PROMPT
Take every line that has the string "import" and copy it out.

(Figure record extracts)
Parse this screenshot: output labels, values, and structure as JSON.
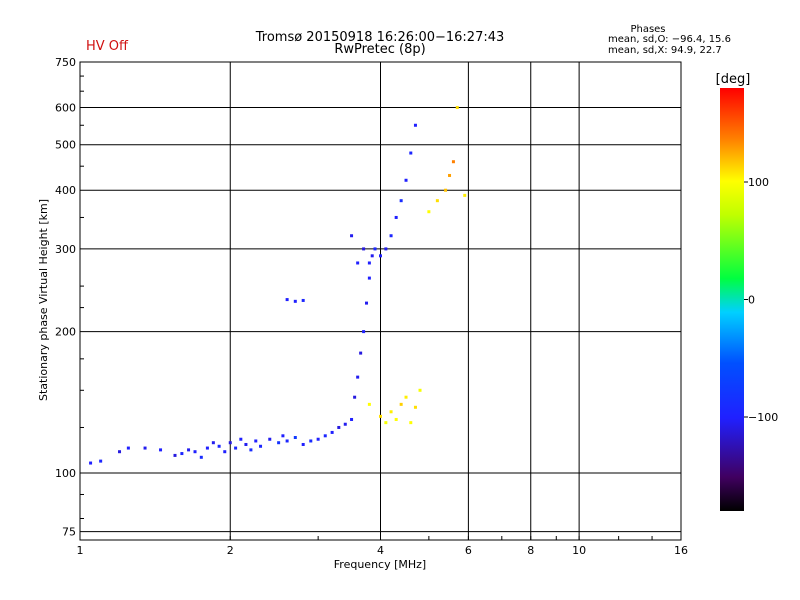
{
  "status": {
    "hv_label": "HV Off",
    "hv_color": "#d01010"
  },
  "header": {
    "title_line1": "Tromsø 20150918 16:26:00−16:27:43",
    "title_line2": "RwPretec (8p)"
  },
  "phase_info": {
    "title": "Phases",
    "line_o": "mean, sd,O: −96.4, 15.6",
    "line_x": "mean, sd,X:  94.9, 22.7"
  },
  "chart_data": {
    "type": "scatter",
    "xlabel": "Frequency [MHz]",
    "ylabel": "Stationary phase Virtual Height [km]",
    "x_scale": "log",
    "y_scale": "log",
    "xlim": [
      1,
      16
    ],
    "ylim": [
      72,
      750
    ],
    "x_ticks": [
      1,
      2,
      4,
      6,
      8,
      10,
      16
    ],
    "x_tick_labels": [
      "1",
      "2",
      "4",
      "6",
      "8",
      "10",
      "16"
    ],
    "y_ticks": [
      75,
      100,
      200,
      300,
      400,
      500,
      600,
      750
    ],
    "y_tick_labels": [
      "75",
      "100",
      "200",
      "300",
      "400",
      "500",
      "600",
      "750"
    ],
    "grid": true,
    "colorbar": {
      "label": "[deg]",
      "range": [
        -180,
        180
      ],
      "ticks": [
        100,
        0,
        -100
      ],
      "tick_labels": [
        "100",
        "0",
        "−100"
      ]
    },
    "series": [
      {
        "description_hidden": "",
        "points": [
          [
            1.05,
            105,
            -100
          ],
          [
            1.1,
            106,
            -95
          ],
          [
            1.2,
            111,
            -110
          ],
          [
            1.25,
            113,
            -100
          ],
          [
            1.35,
            113,
            -105
          ],
          [
            1.45,
            112,
            -100
          ],
          [
            1.55,
            109,
            -110
          ],
          [
            1.6,
            110,
            -95
          ],
          [
            1.65,
            112,
            -105
          ],
          [
            1.7,
            111,
            -100
          ],
          [
            1.75,
            108,
            -90
          ],
          [
            1.8,
            113,
            -100
          ],
          [
            1.85,
            116,
            -105
          ],
          [
            1.9,
            114,
            -95
          ],
          [
            1.95,
            111,
            -100
          ],
          [
            2.0,
            116,
            -110
          ],
          [
            2.05,
            113,
            -95
          ],
          [
            2.1,
            118,
            -100
          ],
          [
            2.15,
            115,
            -105
          ],
          [
            2.2,
            112,
            -90
          ],
          [
            2.25,
            117,
            -100
          ],
          [
            2.3,
            114,
            -95
          ],
          [
            2.4,
            118,
            -105
          ],
          [
            2.5,
            116,
            -85
          ],
          [
            2.55,
            120,
            -100
          ],
          [
            2.6,
            117,
            -95
          ],
          [
            2.7,
            119,
            -80
          ],
          [
            2.8,
            115,
            -100
          ],
          [
            2.9,
            117,
            -90
          ],
          [
            3.0,
            118,
            -100
          ],
          [
            3.1,
            120,
            -95
          ],
          [
            3.2,
            122,
            -100
          ],
          [
            3.3,
            125,
            -110
          ],
          [
            3.4,
            127,
            -105
          ],
          [
            3.5,
            130,
            -100
          ],
          [
            3.55,
            145,
            -110
          ],
          [
            3.6,
            160,
            -105
          ],
          [
            3.65,
            180,
            -110
          ],
          [
            3.7,
            200,
            -100
          ],
          [
            3.75,
            230,
            -105
          ],
          [
            3.8,
            260,
            -100
          ],
          [
            3.85,
            290,
            -105
          ],
          [
            3.9,
            300,
            -95
          ],
          [
            4.0,
            290,
            -100
          ],
          [
            4.1,
            300,
            -105
          ],
          [
            4.2,
            320,
            -95
          ],
          [
            4.3,
            350,
            -100
          ],
          [
            4.4,
            380,
            -90
          ],
          [
            4.5,
            420,
            -100
          ],
          [
            4.6,
            480,
            -95
          ],
          [
            4.7,
            550,
            -100
          ],
          [
            2.6,
            234,
            -100
          ],
          [
            2.7,
            232,
            -100
          ],
          [
            2.8,
            233,
            -95
          ],
          [
            3.5,
            320,
            -105
          ],
          [
            3.6,
            280,
            -100
          ],
          [
            3.7,
            300,
            -110
          ],
          [
            3.8,
            280,
            -100
          ]
        ]
      },
      {
        "points": [
          [
            3.8,
            140,
            100
          ],
          [
            4.0,
            132,
            110
          ],
          [
            4.1,
            128,
            95
          ],
          [
            4.2,
            135,
            105
          ],
          [
            4.3,
            130,
            100
          ],
          [
            4.4,
            140,
            115
          ],
          [
            4.5,
            145,
            105
          ],
          [
            4.6,
            128,
            100
          ],
          [
            4.7,
            138,
            110
          ],
          [
            4.8,
            150,
            95
          ],
          [
            5.0,
            360,
            100
          ],
          [
            5.2,
            380,
            110
          ],
          [
            5.4,
            400,
            120
          ],
          [
            5.5,
            430,
            130
          ],
          [
            5.6,
            460,
            140
          ],
          [
            5.7,
            600,
            110
          ],
          [
            5.9,
            390,
            105
          ]
        ]
      }
    ]
  }
}
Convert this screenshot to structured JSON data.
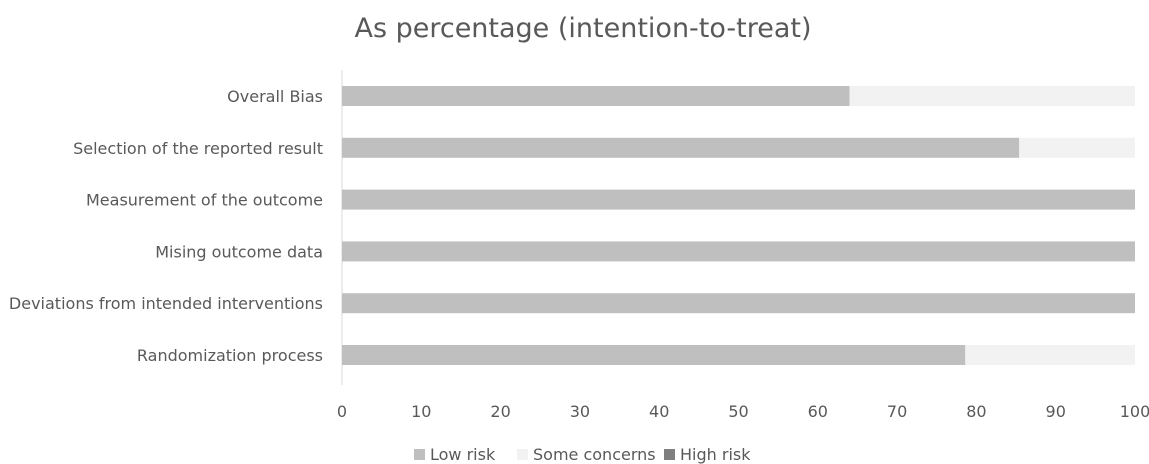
{
  "chart_data": {
    "type": "bar",
    "orientation": "horizontal",
    "stacked": true,
    "title": "As percentage (intention-to-treat)",
    "categories": [
      "Overall Bias",
      "Selection of the reported result",
      "Measurement of the outcome",
      "Mising outcome data",
      "Deviations from intended interventions",
      "Randomization process"
    ],
    "series": [
      {
        "name": "Low risk",
        "color": "#bfbfbf",
        "values": [
          64,
          85.4,
          100,
          100,
          100,
          78.6
        ]
      },
      {
        "name": "Some concerns",
        "color": "#f2f2f2",
        "values": [
          36,
          14.6,
          0,
          0,
          0,
          21.4
        ]
      },
      {
        "name": "High risk",
        "color": "#7f7f7f",
        "values": [
          0,
          0,
          0,
          0,
          0,
          0
        ]
      }
    ],
    "xlim": [
      0,
      100
    ],
    "xticks": [
      "0",
      "10",
      "20",
      "30",
      "40",
      "50",
      "60",
      "70",
      "80",
      "90",
      "100"
    ],
    "grid": false,
    "legend_position": "bottom"
  }
}
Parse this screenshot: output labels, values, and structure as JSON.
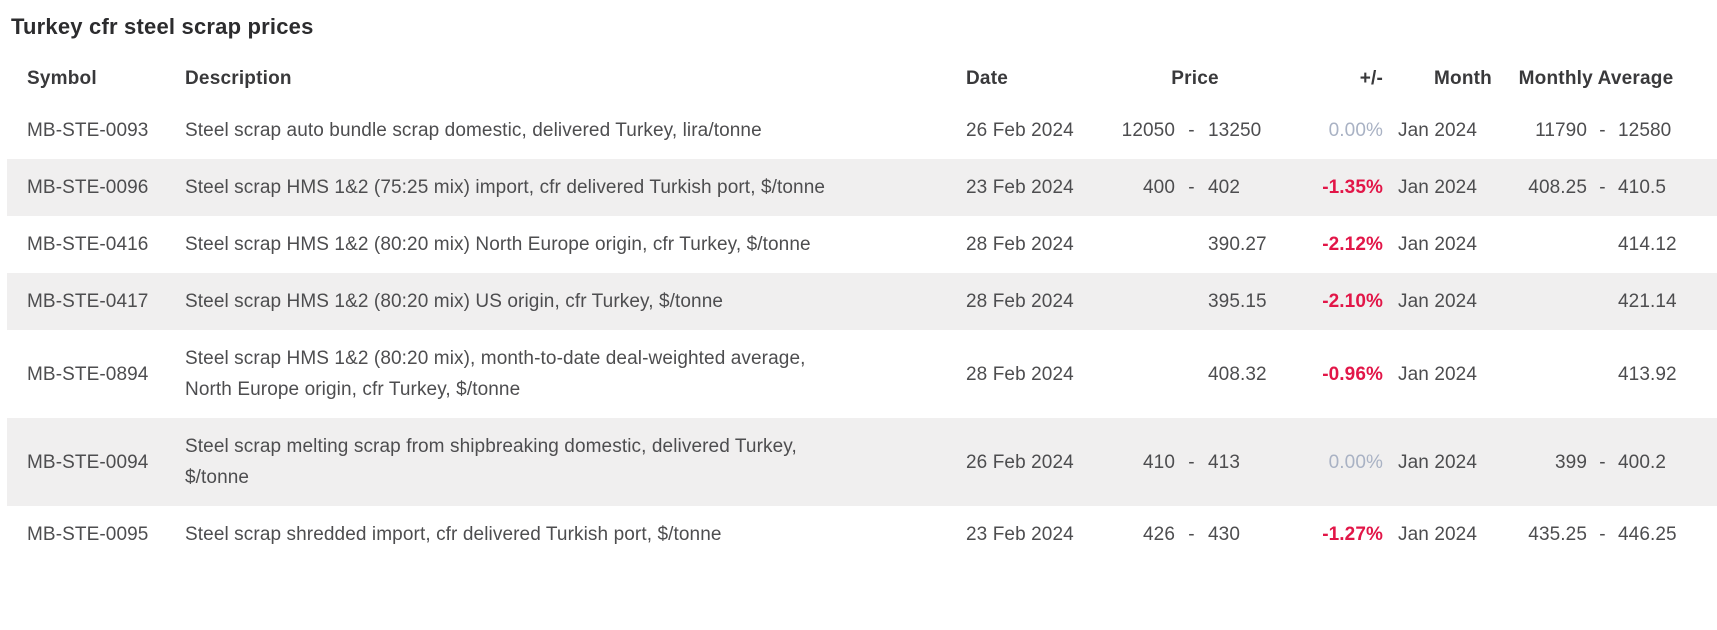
{
  "colors": {
    "negative_change": "#e21648",
    "neutral_change": "#a9b2c4",
    "row_stripe": "#f0efef",
    "body_text": "#4d4d4f",
    "heading_text": "#39393b"
  },
  "chart_data": {
    "type": "table",
    "title": "Turkey cfr steel scrap prices",
    "columns": [
      "Symbol",
      "Description",
      "Date",
      "Price",
      "+/-",
      "Month",
      "Monthly Average"
    ],
    "rows": [
      {
        "symbol": "MB-STE-0093",
        "description": "Steel scrap auto bundle scrap domestic, delivered Turkey, lira/tonne",
        "date": "26 Feb 2024",
        "price_low": "12050",
        "price_high": "13250",
        "change": "0.00%",
        "change_state": "flat",
        "month": "Jan 2024",
        "avg_low": "11790",
        "avg_high": "12580"
      },
      {
        "symbol": "MB-STE-0096",
        "description": "Steel scrap HMS 1&2 (75:25 mix) import, cfr delivered Turkish port, $/tonne",
        "date": "23 Feb 2024",
        "price_low": "400",
        "price_high": "402",
        "change": "-1.35%",
        "change_state": "down",
        "month": "Jan 2024",
        "avg_low": "408.25",
        "avg_high": "410.5"
      },
      {
        "symbol": "MB-STE-0416",
        "description": "Steel scrap HMS 1&2 (80:20 mix) North Europe origin, cfr Turkey, $/tonne",
        "date": "28 Feb 2024",
        "price_low": "",
        "price_high": "390.27",
        "change": "-2.12%",
        "change_state": "down",
        "month": "Jan 2024",
        "avg_low": "",
        "avg_high": "414.12"
      },
      {
        "symbol": "MB-STE-0417",
        "description": "Steel scrap HMS 1&2 (80:20 mix) US origin, cfr Turkey, $/tonne",
        "date": "28 Feb 2024",
        "price_low": "",
        "price_high": "395.15",
        "change": "-2.10%",
        "change_state": "down",
        "month": "Jan 2024",
        "avg_low": "",
        "avg_high": "421.14"
      },
      {
        "symbol": "MB-STE-0894",
        "description": "Steel scrap HMS 1&2 (80:20 mix), month-to-date deal-weighted average, North Europe origin, cfr Turkey, $/tonne",
        "date": "28 Feb 2024",
        "price_low": "",
        "price_high": "408.32",
        "change": "-0.96%",
        "change_state": "down",
        "month": "Jan 2024",
        "avg_low": "",
        "avg_high": "413.92"
      },
      {
        "symbol": "MB-STE-0094",
        "description": "Steel scrap melting scrap from shipbreaking domestic, delivered Turkey, $/tonne",
        "date": "26 Feb 2024",
        "price_low": "410",
        "price_high": "413",
        "change": "0.00%",
        "change_state": "flat",
        "month": "Jan 2024",
        "avg_low": "399",
        "avg_high": "400.2"
      },
      {
        "symbol": "MB-STE-0095",
        "description": "Steel scrap shredded import, cfr delivered Turkish port, $/tonne",
        "date": "23 Feb 2024",
        "price_low": "426",
        "price_high": "430",
        "change": "-1.27%",
        "change_state": "down",
        "month": "Jan 2024",
        "avg_low": "435.25",
        "avg_high": "446.25"
      }
    ]
  }
}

EXERCISE SOLUTION
        "description": "Steel scrap HMS 1&2 (75:25 mix) import, cfr delivered Turkish port, $/tonne",
        "description": "Steel scrap shredded import, cfr delivered Turkish port, $/tonne",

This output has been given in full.